## Supplied information
• • • •

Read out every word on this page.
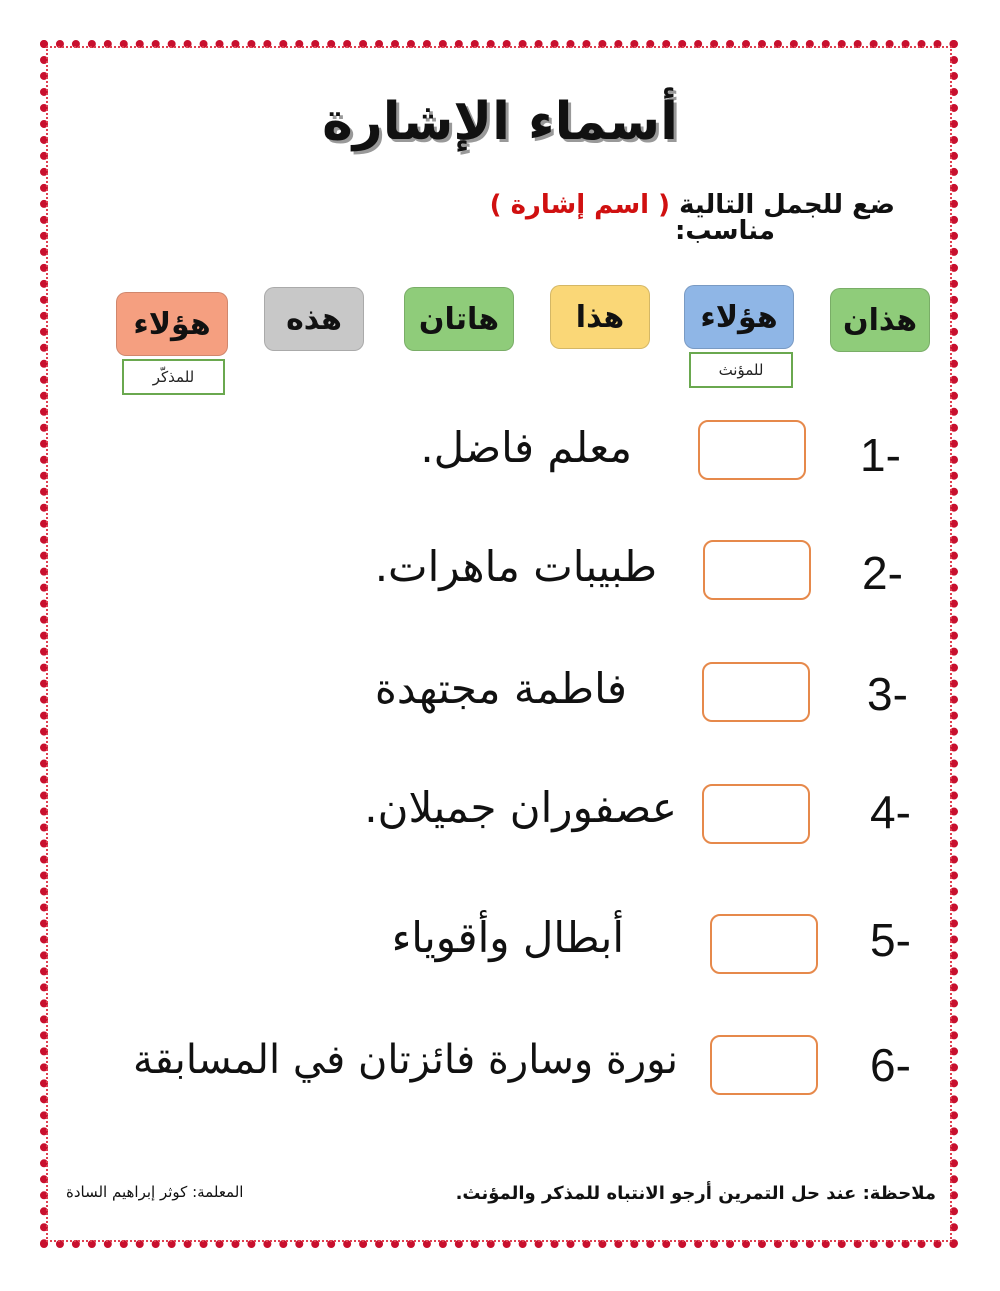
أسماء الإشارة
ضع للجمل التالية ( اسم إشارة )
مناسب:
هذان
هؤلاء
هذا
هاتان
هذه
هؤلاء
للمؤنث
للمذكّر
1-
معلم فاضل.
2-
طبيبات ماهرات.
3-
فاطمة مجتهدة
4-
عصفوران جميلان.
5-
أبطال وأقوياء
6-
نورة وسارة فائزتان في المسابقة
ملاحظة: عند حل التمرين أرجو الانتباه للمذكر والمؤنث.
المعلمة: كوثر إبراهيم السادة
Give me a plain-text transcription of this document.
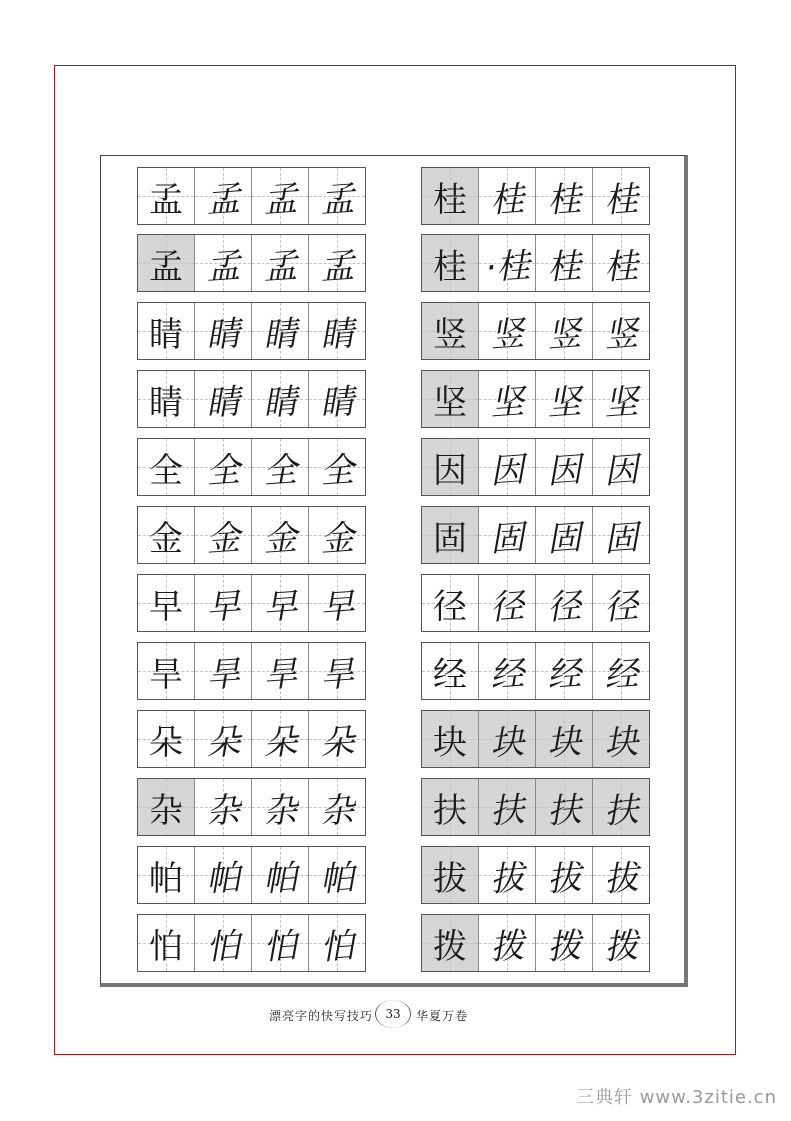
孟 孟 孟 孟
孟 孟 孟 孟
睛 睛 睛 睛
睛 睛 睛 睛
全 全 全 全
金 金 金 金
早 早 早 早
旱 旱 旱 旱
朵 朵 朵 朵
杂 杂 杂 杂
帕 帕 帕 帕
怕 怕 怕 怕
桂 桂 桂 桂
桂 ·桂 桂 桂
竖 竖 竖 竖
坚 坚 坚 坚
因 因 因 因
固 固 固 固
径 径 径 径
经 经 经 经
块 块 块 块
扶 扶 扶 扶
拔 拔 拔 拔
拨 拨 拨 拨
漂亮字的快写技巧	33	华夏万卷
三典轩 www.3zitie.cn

• • • •

## Goal
Copy out the entries verbatim and leave the images out.

## Written response
Read out every word on this page.
أسماء الإشارة
ضع للجمل التالية ( اسم إشارة )
مناسب:
هذان
هؤلاء
هذا
هاتان
هذه
هؤلاء
للمؤنث
للمذكّر
1-
معلم فاضل.
2-
طبيبات ماهرات.
3-
فاطمة مجتهدة
4-
عصفوران جميلان.
5-
أبطال وأقوياء
6-
نورة وسارة فائزتان في المسابقة
ملاحظة: عند حل التمرين أرجو الانتباه للمذكر والمؤنث.
المعلمة: كوثر إبراهيم السادة
Give me a plain-text transcription of this document.
孟 孟 孟 孟
孟 孟 孟 孟
睛 睛 睛 睛
睛 睛 睛 睛
全 全 全 全
金 金 金 金
早 早 早 早
旱 旱 旱 旱
朵 朵 朵 朵
杂 杂 杂 杂
帕 帕 帕 帕
怕 怕 怕 怕
桂 桂 桂 桂
桂 ·桂 桂 桂
竖 竖 竖 竖
坚 坚 坚 坚
因 因 因 因
固 固 固 固
径 径 径 径
经 经 经 经
块 块 块 块
扶 扶 扶 扶
拔 拔 拔 拔
拨 拨 拨 拨
漂亮字的快写技巧	33	华夏万卷
三典轩 www.3zitie.cn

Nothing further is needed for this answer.